Data tied to figure images:
——————
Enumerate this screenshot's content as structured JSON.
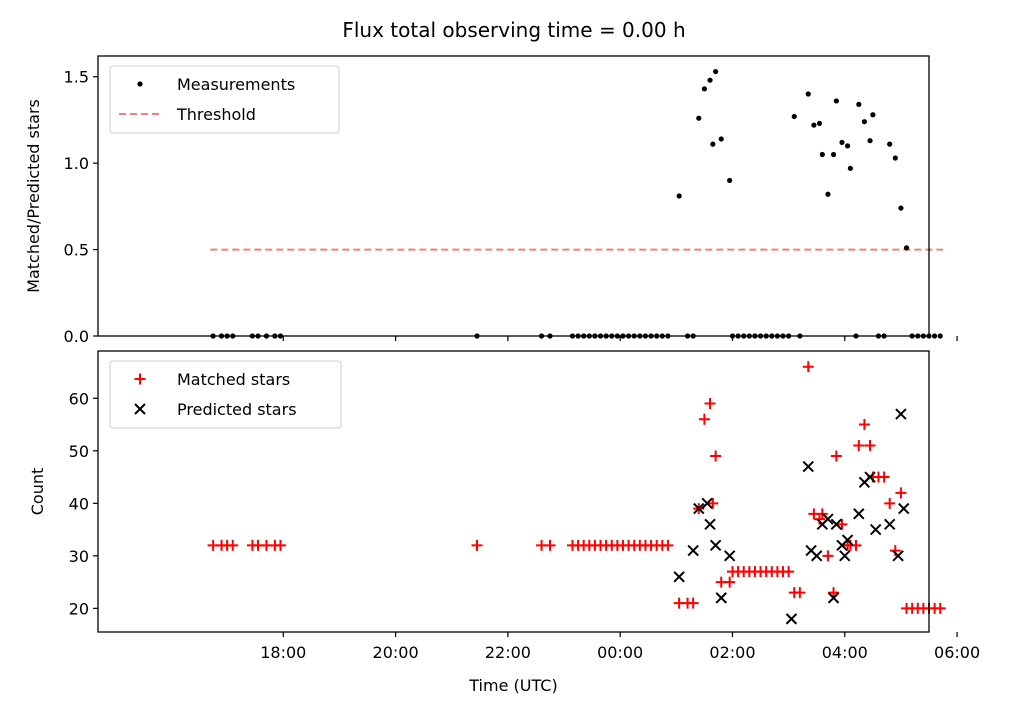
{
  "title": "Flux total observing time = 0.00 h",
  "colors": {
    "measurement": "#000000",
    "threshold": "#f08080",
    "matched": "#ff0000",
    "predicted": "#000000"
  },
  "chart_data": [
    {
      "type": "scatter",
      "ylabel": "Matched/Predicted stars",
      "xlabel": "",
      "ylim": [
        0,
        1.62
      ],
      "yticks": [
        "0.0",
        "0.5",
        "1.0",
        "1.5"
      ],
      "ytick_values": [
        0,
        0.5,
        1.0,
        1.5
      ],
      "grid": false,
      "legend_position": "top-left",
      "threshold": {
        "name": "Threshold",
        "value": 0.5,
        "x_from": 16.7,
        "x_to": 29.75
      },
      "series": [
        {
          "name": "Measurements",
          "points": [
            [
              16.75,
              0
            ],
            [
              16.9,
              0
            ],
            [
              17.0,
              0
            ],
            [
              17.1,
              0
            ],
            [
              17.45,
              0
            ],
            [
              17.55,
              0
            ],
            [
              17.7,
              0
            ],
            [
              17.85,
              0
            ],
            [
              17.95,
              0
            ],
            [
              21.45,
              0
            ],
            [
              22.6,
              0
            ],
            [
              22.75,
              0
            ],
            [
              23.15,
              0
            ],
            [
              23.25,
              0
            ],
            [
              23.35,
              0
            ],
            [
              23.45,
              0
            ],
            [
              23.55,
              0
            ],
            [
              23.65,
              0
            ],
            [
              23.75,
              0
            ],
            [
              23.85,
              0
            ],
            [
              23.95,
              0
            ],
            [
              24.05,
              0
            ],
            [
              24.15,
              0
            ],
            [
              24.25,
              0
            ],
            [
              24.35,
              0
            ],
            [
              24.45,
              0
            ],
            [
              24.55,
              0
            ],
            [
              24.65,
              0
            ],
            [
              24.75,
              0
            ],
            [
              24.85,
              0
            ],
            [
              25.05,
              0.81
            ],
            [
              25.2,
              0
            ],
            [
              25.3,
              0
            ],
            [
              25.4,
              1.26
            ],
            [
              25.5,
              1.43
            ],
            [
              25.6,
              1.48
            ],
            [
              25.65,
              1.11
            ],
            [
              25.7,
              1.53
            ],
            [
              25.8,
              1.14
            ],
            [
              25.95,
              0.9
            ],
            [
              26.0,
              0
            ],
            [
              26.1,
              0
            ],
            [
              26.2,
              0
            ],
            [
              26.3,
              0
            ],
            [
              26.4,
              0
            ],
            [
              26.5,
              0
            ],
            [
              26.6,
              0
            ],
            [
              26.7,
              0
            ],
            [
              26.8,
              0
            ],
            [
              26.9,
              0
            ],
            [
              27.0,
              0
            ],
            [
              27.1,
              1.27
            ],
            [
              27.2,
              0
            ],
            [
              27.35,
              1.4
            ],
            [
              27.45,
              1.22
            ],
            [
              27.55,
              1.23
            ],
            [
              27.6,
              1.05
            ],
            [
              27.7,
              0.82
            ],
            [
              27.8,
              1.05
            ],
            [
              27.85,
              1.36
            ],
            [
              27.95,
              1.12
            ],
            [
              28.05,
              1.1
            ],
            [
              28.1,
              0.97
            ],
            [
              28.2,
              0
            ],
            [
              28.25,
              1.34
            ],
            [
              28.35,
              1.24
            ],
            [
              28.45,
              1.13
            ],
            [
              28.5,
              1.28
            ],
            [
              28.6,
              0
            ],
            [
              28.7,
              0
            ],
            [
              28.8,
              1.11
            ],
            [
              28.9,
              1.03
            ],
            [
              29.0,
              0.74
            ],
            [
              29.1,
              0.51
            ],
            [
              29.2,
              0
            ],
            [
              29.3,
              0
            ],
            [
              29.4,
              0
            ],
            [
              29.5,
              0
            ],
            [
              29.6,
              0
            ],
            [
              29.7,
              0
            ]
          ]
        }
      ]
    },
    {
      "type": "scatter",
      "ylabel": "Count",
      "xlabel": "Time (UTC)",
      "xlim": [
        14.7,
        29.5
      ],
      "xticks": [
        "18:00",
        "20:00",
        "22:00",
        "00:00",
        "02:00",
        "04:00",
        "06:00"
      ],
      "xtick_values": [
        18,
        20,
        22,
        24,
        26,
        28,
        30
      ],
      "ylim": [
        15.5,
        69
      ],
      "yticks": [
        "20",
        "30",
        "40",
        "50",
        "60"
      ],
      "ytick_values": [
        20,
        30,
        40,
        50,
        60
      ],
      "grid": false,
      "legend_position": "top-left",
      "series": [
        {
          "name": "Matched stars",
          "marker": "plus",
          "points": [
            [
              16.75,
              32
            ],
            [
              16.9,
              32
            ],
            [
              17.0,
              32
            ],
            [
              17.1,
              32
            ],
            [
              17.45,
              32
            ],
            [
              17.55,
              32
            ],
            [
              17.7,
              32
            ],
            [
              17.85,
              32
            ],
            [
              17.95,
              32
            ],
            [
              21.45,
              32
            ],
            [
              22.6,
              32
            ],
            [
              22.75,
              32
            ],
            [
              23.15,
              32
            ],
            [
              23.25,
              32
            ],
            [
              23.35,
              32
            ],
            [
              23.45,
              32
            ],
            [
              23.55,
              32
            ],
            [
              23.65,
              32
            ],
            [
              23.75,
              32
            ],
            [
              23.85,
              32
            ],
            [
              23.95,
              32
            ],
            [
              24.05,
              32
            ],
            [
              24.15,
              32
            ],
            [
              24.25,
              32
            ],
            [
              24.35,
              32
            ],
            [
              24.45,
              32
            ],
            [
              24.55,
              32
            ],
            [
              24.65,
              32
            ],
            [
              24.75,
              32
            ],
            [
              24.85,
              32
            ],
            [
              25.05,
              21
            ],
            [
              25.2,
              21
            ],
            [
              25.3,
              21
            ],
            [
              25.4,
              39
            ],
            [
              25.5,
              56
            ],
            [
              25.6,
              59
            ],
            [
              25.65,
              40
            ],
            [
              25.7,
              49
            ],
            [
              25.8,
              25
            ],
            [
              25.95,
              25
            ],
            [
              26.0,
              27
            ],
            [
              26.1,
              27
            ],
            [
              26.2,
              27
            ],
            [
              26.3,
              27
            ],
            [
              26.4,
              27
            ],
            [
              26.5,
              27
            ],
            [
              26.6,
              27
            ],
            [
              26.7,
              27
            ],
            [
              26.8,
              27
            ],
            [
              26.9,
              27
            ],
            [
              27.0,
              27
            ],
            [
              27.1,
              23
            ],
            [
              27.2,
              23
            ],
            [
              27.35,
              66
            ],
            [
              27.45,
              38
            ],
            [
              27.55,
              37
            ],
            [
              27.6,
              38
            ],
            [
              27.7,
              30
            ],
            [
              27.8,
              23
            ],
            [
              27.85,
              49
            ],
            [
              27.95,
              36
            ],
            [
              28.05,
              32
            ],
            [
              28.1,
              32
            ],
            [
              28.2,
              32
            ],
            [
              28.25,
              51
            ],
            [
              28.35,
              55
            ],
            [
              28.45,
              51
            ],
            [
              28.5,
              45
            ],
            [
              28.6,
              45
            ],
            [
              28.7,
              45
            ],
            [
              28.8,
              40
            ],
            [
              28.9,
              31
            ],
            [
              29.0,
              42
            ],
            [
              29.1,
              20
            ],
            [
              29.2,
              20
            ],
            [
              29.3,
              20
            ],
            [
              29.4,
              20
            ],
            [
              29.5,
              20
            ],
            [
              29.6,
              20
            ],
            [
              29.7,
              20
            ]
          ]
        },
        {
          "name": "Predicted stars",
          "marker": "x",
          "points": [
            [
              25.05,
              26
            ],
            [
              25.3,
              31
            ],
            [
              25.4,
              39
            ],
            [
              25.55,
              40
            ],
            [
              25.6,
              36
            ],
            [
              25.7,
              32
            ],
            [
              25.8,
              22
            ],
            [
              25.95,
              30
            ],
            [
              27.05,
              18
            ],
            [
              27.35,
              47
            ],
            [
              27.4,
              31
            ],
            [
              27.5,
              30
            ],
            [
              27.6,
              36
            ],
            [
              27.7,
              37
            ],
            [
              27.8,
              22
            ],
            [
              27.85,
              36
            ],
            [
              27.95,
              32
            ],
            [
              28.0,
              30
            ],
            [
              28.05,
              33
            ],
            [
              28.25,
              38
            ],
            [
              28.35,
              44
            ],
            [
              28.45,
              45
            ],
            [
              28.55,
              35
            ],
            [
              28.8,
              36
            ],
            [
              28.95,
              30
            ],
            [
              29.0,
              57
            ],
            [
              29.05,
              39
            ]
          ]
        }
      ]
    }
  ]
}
——————
> [EXERCISE DIRECTIONS] Show every line where the string "ylabel" appears.

> [THE OUTPUT]
      "ylabel": "Matched/Predicted stars",
      "ylabel": "Count",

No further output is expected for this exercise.